» **STATED GOAL**
Check every line below for the word "right" and copy the ones that have it.

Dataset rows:
= = =
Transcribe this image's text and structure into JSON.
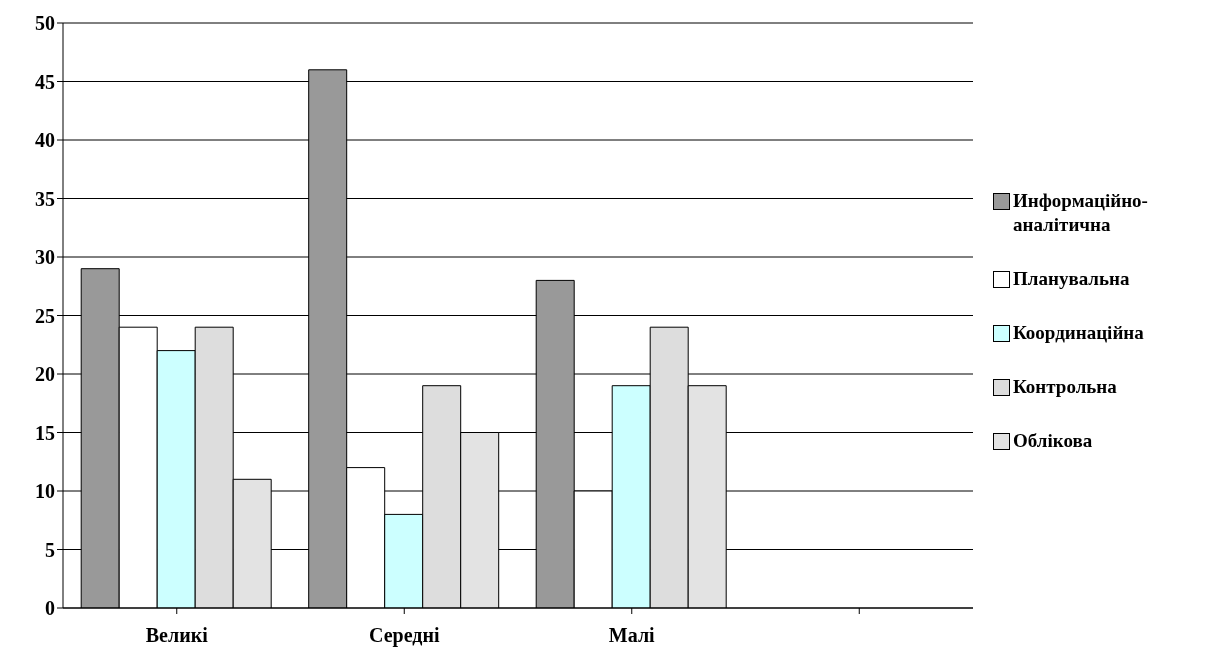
{
  "chart_data": {
    "type": "bar",
    "categories": [
      "Великі",
      "Середні",
      "Малі",
      null
    ],
    "series": [
      {
        "name": "Информаційно-аналітична",
        "color": "#999999",
        "values": [
          29,
          46,
          28,
          null
        ]
      },
      {
        "name": "Планувальна",
        "color": "#ffffff",
        "values": [
          24,
          12,
          10,
          null
        ]
      },
      {
        "name": "Координаційна",
        "color": "#ccffff",
        "values": [
          22,
          8,
          19,
          null
        ]
      },
      {
        "name": "Контрольна",
        "color": "#dddddd",
        "values": [
          24,
          19,
          24,
          null
        ]
      },
      {
        "name": "Облікова",
        "color": "#e3e3e3",
        "values": [
          11,
          15,
          19,
          null
        ]
      }
    ],
    "ylim": [
      0,
      50
    ],
    "yticks": [
      0,
      5,
      10,
      15,
      20,
      25,
      30,
      35,
      40,
      45,
      50
    ],
    "grid": "y",
    "legend": "right"
  }
}
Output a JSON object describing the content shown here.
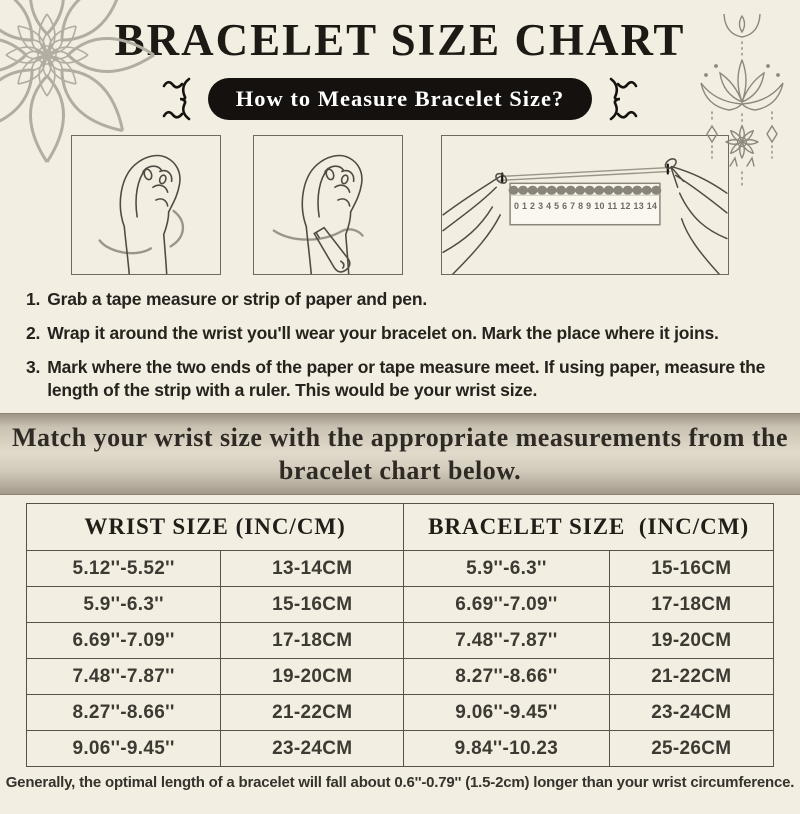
{
  "title": "BRACELET SIZE CHART",
  "subtitle_pill": "How to Measure Bracelet Size?",
  "illustrations": {
    "ruler_numbers": "0 1 2 3 4 5 6 7 8 9 10 11 12 13 14"
  },
  "instructions": {
    "steps": [
      {
        "num": "1.",
        "text": "Grab a tape measure or strip of paper and pen."
      },
      {
        "num": "2.",
        "text": "Wrap it around the wrist you'll wear your bracelet on. Mark the place where it joins."
      },
      {
        "num": "3.",
        "text": "Mark where the two ends of the paper or tape measure meet. If using paper, measure the length of the strip with a ruler. This would be your wrist size."
      }
    ]
  },
  "banner": {
    "text": "Match your wrist size with the appropriate measurements from the bracelet chart below."
  },
  "table": {
    "headers": [
      "WRIST SIZE (INC/CM)",
      "BRACELET SIZE  (INC/CM)"
    ],
    "rows": [
      [
        "5.12''-5.52''",
        "13-14CM",
        "5.9''-6.3''",
        "15-16CM"
      ],
      [
        "5.9''-6.3''",
        "15-16CM",
        "6.69''-7.09''",
        "17-18CM"
      ],
      [
        "6.69''-7.09''",
        "17-18CM",
        "7.48''-7.87''",
        "19-20CM"
      ],
      [
        "7.48''-7.87''",
        "19-20CM",
        "8.27''-8.66''",
        "21-22CM"
      ],
      [
        "8.27''-8.66''",
        "21-22CM",
        "9.06''-9.45''",
        "23-24CM"
      ],
      [
        "9.06''-9.45''",
        "23-24CM",
        "9.84''-10.23",
        "25-26CM"
      ]
    ]
  },
  "footer": {
    "text": "Generally, the optimal length of a bracelet will fall about 0.6''-0.79'' (1.5-2cm) longer than your wrist circumference."
  },
  "colors": {
    "background": "#f3eee2",
    "ink": "#1d1a16",
    "pill_bg": "#14110e",
    "pill_text": "#ffffff",
    "line_art": "#4f4b44",
    "tape": "#9a9489",
    "decor": "#aaa49a",
    "table_border": "#56524a",
    "banner_text": "#2e2a24",
    "body_text": "#36322c"
  }
}
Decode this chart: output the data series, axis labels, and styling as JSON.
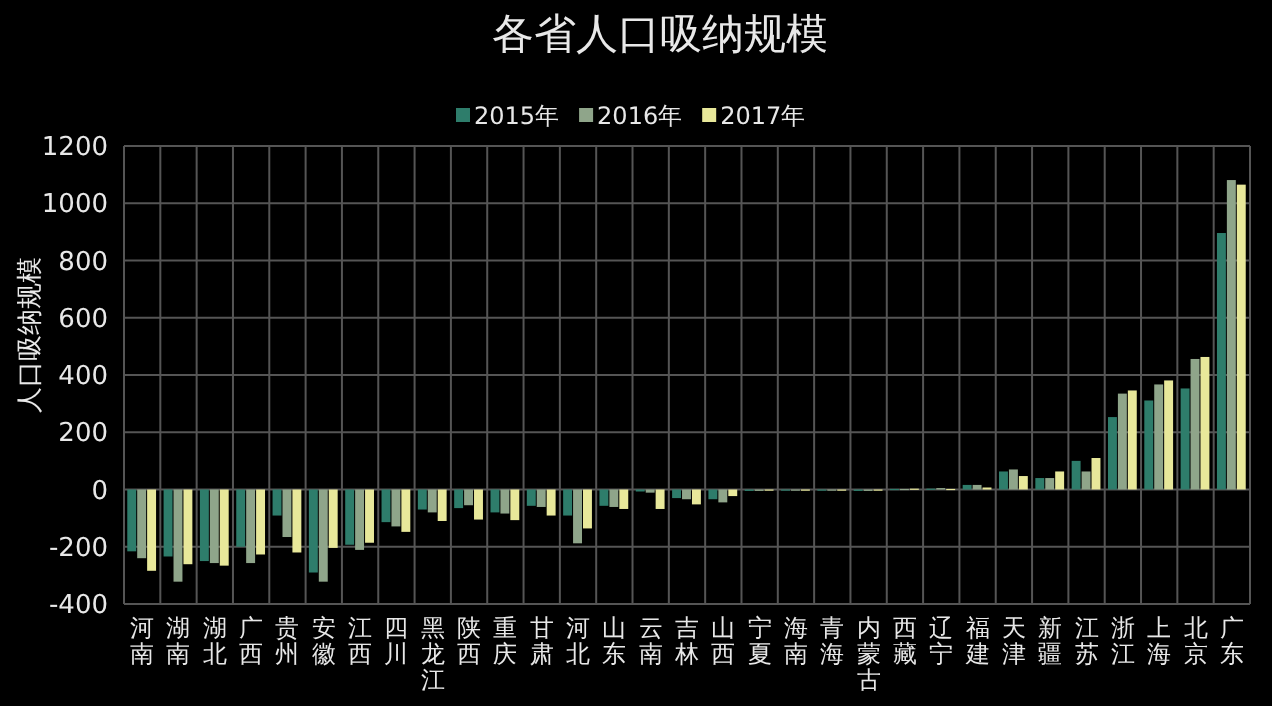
{
  "chart_data": {
    "type": "bar",
    "title": "各省人口吸纳规模",
    "ylabel": "人口吸纳规模",
    "categories": [
      "河南",
      "湖南",
      "湖北",
      "广西",
      "贵州",
      "安徽",
      "江西",
      "四川",
      "黑龙江",
      "陕西",
      "重庆",
      "甘肃",
      "河北",
      "山东",
      "云南",
      "吉林",
      "山西",
      "宁夏",
      "海南",
      "青海",
      "内蒙古",
      "西藏",
      "辽宁",
      "福建",
      "天津",
      "新疆",
      "江苏",
      "浙江",
      "上海",
      "北京",
      "广东"
    ],
    "series": [
      {
        "name": "2015年",
        "color": "#2e7d6b",
        "values": [
          -216,
          -234,
          -250,
          -200,
          -91,
          -290,
          -193,
          -114,
          -70,
          -65,
          -80,
          -57,
          -91,
          -57,
          -7,
          -30,
          -34,
          -5,
          -3,
          -3,
          -5,
          2,
          3,
          16,
          63,
          40,
          100,
          253,
          311,
          353,
          896
        ]
      },
      {
        "name": "2016年",
        "color": "#8fa58a",
        "values": [
          -240,
          -322,
          -257,
          -257,
          -166,
          -322,
          -211,
          -129,
          -80,
          -55,
          -84,
          -61,
          -188,
          -61,
          -11,
          -34,
          -45,
          -5,
          -3,
          -2,
          -5,
          2,
          5,
          16,
          70,
          40,
          63,
          335,
          367,
          456,
          1081
        ]
      },
      {
        "name": "2017年",
        "color": "#e8e89a",
        "values": [
          -284,
          -261,
          -266,
          -227,
          -220,
          -204,
          -186,
          -148,
          -110,
          -105,
          -107,
          -91,
          -136,
          -68,
          -68,
          -52,
          -23,
          -3,
          -3,
          -4,
          -4,
          3,
          2,
          7,
          47,
          63,
          110,
          346,
          381,
          463,
          1065
        ]
      }
    ],
    "ylim": [
      -400,
      1200
    ],
    "yticks": [
      -400,
      -200,
      0,
      200,
      400,
      600,
      800,
      1000,
      1200
    ],
    "grid": true,
    "legend": "top"
  }
}
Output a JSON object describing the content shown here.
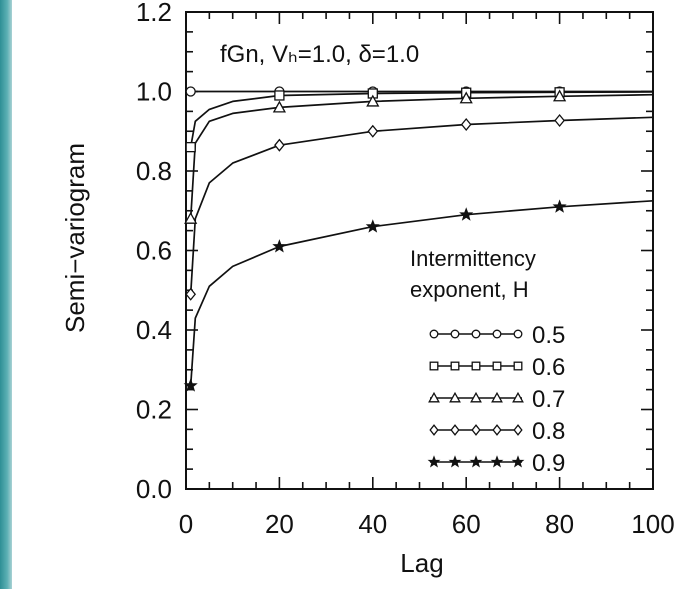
{
  "chart_data": {
    "type": "line",
    "title": "fGn,  Vₕ=1.0,  δ=1.0",
    "xlabel": "Lag",
    "ylabel": "Semi−variogram",
    "xlim": [
      0,
      100
    ],
    "ylim": [
      0.0,
      1.2
    ],
    "xticks": [
      "0",
      "20",
      "40",
      "60",
      "80",
      "100"
    ],
    "yticks": [
      "0.0",
      "0.2",
      "0.4",
      "0.6",
      "0.8",
      "1.0",
      "1.2"
    ],
    "grid": false,
    "legend_title_1": "Intermittency",
    "legend_title_2": "exponent,  H",
    "legend_position": "lower-right",
    "series": [
      {
        "name": "0.5",
        "marker": "circle",
        "x": [
          1,
          20,
          40,
          60,
          80,
          100
        ],
        "y": [
          1.0,
          1.0,
          1.0,
          1.0,
          1.0,
          1.0
        ]
      },
      {
        "name": "0.6",
        "marker": "square",
        "x": [
          1,
          2,
          5,
          10,
          20,
          40,
          60,
          80,
          100
        ],
        "y": [
          0.86,
          0.925,
          0.955,
          0.975,
          0.99,
          0.995,
          0.997,
          0.998,
          0.999
        ]
      },
      {
        "name": "0.7",
        "marker": "triangle",
        "x": [
          1,
          2,
          5,
          10,
          20,
          40,
          60,
          80,
          100
        ],
        "y": [
          0.68,
          0.87,
          0.925,
          0.945,
          0.96,
          0.975,
          0.983,
          0.988,
          0.992
        ]
      },
      {
        "name": "0.8",
        "marker": "diamond",
        "x": [
          1,
          2,
          5,
          10,
          20,
          40,
          60,
          80,
          100
        ],
        "y": [
          0.49,
          0.68,
          0.77,
          0.82,
          0.865,
          0.9,
          0.917,
          0.927,
          0.935
        ]
      },
      {
        "name": "0.9",
        "marker": "star",
        "x": [
          1,
          2,
          5,
          10,
          20,
          40,
          60,
          80,
          100
        ],
        "y": [
          0.26,
          0.43,
          0.51,
          0.56,
          0.61,
          0.66,
          0.69,
          0.71,
          0.725
        ]
      }
    ]
  }
}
= = =
» **CORRECT RESPONSE**
    "legend": "right"
    "legend_position": "lower-right",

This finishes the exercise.